### [EXERCISE DETAILS]
Find every line in the records below that holds the word "JSON" and copy it.

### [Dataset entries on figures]
— Start —

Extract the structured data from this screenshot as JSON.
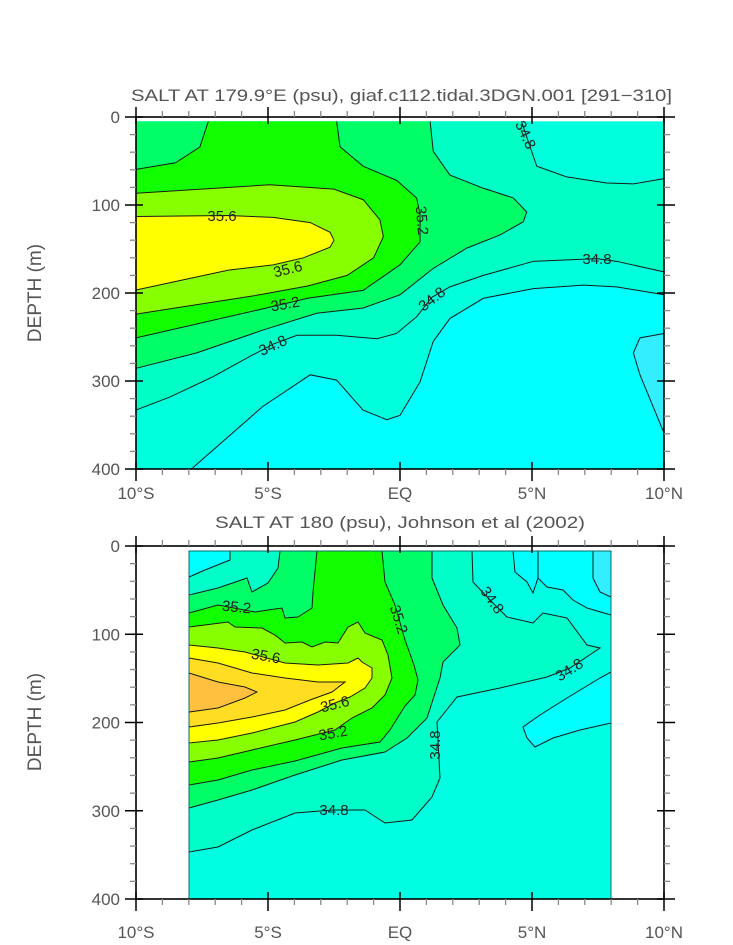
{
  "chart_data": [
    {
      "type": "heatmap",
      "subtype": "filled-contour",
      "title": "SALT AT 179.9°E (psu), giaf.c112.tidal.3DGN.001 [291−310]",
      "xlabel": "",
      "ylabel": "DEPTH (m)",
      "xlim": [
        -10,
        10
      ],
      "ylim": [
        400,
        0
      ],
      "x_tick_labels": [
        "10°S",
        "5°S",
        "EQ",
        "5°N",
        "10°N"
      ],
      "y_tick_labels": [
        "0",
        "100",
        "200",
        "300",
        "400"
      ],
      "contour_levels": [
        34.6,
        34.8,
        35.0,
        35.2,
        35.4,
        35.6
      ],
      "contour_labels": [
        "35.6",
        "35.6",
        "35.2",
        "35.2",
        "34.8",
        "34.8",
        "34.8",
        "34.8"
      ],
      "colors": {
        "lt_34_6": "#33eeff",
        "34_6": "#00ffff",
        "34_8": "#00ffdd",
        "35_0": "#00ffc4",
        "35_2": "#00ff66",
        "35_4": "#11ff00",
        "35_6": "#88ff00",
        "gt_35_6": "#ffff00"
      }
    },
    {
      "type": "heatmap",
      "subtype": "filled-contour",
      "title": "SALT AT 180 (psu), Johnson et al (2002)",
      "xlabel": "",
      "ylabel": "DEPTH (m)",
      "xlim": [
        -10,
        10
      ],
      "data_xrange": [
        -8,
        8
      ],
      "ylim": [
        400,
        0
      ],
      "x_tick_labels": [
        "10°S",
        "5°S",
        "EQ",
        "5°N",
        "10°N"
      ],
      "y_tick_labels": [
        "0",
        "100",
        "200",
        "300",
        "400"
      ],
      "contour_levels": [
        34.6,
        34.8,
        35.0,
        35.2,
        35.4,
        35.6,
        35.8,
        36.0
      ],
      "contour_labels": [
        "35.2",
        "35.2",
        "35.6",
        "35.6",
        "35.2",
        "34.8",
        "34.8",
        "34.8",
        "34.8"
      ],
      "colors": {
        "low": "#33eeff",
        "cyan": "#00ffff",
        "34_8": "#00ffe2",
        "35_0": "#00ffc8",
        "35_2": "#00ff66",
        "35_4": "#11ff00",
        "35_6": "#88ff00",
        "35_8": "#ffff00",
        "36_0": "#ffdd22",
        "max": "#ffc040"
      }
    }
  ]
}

— End —
— Start —

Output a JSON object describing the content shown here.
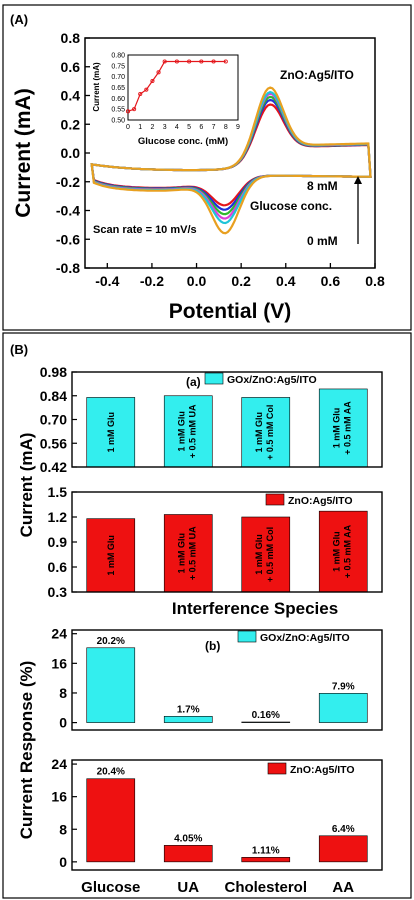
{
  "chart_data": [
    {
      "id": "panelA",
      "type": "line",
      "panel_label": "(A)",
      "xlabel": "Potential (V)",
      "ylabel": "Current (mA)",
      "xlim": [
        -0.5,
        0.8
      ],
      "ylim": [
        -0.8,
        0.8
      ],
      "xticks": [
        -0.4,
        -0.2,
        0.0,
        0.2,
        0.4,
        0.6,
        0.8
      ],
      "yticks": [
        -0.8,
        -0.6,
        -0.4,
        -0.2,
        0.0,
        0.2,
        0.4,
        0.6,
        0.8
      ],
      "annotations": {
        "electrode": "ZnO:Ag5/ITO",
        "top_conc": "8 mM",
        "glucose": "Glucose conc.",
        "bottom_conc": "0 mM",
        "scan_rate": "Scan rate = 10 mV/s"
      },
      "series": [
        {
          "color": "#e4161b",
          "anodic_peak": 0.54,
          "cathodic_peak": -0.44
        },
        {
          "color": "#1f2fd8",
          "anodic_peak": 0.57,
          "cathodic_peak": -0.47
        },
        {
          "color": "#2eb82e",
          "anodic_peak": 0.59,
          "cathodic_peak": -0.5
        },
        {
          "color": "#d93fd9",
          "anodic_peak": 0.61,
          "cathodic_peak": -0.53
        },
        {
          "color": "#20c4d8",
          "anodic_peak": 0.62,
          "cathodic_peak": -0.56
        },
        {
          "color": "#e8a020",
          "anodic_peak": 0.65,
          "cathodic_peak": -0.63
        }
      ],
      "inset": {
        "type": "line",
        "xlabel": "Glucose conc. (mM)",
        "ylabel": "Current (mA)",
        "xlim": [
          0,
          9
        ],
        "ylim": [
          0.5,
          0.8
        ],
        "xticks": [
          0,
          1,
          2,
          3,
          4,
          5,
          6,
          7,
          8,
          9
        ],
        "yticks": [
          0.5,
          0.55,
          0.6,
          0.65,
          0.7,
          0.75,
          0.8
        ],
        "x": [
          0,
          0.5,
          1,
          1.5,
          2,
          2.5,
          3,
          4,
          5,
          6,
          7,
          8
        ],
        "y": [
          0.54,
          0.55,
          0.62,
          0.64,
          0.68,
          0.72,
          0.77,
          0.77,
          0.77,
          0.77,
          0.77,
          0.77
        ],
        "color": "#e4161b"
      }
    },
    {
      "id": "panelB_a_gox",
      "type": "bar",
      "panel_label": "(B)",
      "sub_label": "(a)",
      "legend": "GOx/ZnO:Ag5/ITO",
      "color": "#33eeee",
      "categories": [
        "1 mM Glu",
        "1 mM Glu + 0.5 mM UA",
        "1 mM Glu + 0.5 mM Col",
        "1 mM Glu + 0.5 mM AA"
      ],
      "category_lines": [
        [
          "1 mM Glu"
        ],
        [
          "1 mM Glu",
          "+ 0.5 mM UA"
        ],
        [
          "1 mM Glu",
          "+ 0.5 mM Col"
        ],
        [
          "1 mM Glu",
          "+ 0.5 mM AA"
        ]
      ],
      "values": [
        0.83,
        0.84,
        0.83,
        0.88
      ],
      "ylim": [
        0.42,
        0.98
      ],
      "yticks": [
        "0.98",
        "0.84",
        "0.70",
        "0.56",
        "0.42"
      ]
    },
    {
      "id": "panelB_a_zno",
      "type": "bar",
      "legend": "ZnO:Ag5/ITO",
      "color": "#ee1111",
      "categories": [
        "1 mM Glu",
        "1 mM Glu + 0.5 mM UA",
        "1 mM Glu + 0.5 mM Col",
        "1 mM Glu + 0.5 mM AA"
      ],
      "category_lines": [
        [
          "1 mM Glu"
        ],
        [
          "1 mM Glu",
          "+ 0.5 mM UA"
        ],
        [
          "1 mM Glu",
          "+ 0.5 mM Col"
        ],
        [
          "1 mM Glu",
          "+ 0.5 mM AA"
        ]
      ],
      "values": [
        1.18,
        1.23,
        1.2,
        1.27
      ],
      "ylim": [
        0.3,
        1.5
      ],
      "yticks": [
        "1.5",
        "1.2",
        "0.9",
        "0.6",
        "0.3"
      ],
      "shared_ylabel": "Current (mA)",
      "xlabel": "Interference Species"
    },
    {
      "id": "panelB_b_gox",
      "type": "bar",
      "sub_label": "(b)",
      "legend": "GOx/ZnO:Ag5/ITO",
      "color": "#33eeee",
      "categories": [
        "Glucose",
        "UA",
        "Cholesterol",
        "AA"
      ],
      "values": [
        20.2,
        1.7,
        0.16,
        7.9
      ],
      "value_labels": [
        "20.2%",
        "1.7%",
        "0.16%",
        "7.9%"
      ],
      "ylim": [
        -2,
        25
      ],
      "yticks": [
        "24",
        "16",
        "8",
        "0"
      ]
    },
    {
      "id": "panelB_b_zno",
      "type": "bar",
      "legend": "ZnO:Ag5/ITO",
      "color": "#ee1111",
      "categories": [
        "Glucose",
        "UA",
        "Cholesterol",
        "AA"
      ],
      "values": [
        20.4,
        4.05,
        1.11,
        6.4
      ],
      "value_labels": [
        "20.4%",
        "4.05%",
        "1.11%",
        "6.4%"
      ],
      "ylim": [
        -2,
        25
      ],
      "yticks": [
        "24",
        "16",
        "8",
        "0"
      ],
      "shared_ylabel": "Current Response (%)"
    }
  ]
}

— End —
— Start —

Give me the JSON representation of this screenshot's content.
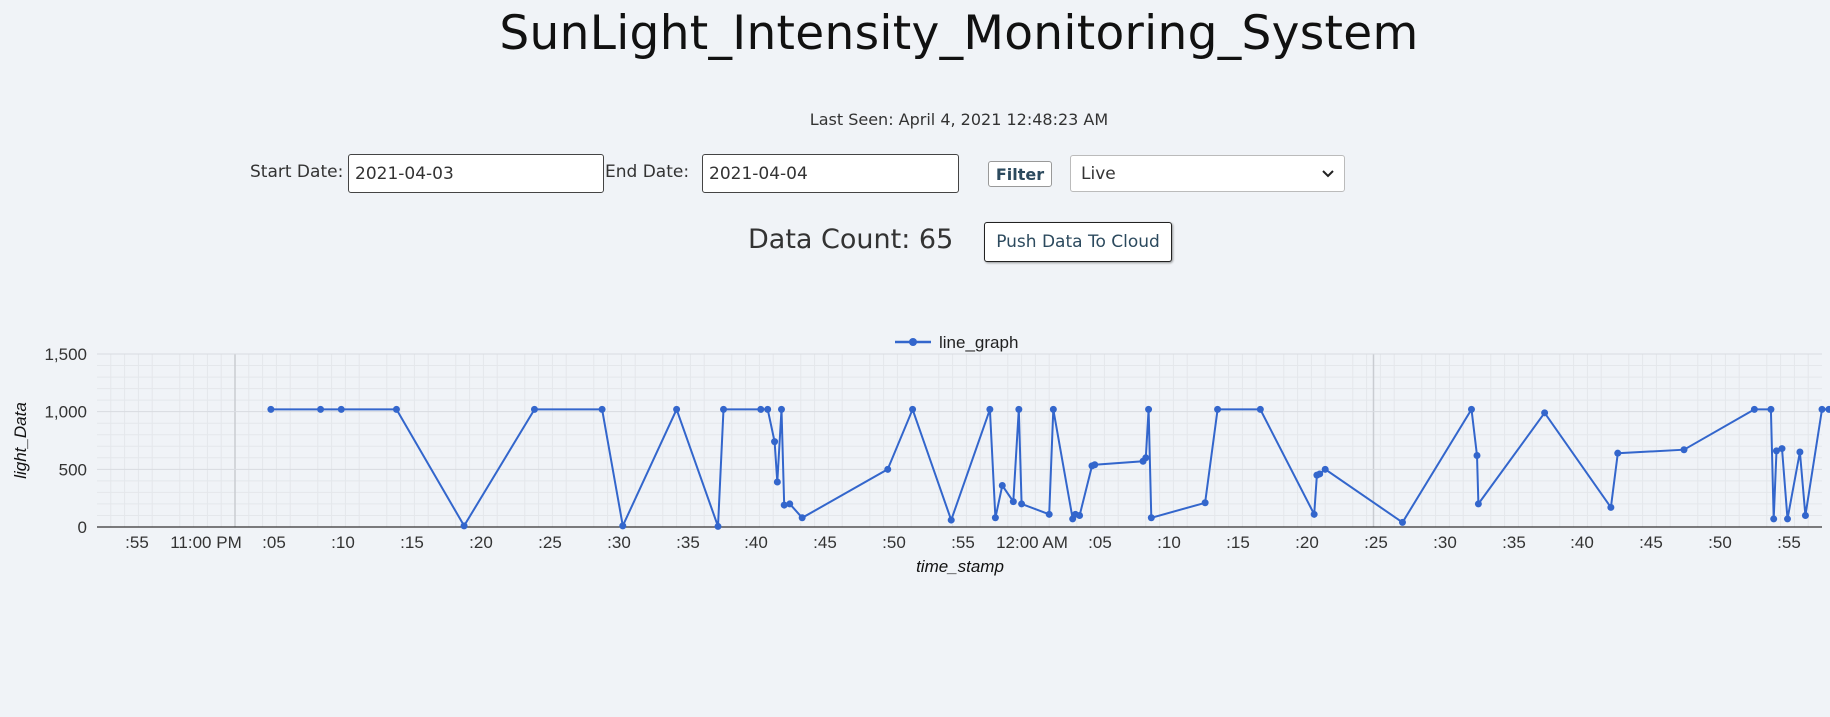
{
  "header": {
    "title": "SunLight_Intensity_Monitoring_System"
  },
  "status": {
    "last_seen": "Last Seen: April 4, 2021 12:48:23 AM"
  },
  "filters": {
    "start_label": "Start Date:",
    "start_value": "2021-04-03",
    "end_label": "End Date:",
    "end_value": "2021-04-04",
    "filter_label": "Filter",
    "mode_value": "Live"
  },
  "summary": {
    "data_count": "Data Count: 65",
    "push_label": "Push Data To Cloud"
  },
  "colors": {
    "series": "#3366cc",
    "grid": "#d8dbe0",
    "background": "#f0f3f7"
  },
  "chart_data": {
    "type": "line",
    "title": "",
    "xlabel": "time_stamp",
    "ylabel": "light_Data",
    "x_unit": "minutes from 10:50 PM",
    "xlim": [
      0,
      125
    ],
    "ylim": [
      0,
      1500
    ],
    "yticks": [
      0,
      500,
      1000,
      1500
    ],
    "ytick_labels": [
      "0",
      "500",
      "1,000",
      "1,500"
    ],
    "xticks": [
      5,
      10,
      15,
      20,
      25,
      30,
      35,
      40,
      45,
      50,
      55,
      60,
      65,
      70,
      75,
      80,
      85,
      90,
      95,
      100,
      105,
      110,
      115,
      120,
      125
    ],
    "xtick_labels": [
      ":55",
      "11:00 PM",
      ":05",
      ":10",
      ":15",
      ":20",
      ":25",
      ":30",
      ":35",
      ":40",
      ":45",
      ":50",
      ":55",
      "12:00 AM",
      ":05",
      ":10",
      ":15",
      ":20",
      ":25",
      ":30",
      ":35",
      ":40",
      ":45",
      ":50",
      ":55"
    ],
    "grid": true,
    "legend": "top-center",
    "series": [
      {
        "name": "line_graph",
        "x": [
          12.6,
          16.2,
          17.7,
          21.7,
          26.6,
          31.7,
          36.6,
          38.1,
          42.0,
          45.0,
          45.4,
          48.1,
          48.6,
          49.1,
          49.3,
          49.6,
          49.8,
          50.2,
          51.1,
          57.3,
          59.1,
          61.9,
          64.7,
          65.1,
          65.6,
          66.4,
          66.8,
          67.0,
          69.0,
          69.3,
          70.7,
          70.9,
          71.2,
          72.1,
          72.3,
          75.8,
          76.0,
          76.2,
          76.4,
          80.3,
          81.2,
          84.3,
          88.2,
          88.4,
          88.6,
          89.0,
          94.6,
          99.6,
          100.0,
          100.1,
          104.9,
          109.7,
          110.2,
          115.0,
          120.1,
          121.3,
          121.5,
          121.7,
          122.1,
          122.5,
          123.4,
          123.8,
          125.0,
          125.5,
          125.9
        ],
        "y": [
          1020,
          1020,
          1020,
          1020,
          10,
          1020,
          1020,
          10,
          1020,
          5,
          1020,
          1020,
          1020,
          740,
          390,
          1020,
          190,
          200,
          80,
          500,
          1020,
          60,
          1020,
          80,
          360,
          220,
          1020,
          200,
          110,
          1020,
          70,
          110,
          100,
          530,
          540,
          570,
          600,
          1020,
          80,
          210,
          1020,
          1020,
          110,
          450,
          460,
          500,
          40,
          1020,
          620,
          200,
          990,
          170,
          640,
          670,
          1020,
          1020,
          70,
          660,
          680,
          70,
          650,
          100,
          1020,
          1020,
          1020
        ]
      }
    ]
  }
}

— End —

### [EXERCISE RESPONSE]
Extract the structured data from this screenshot as JSON.
Output a JSON object describing the content shown here.
Give me the JSON representation of this screenshot's content.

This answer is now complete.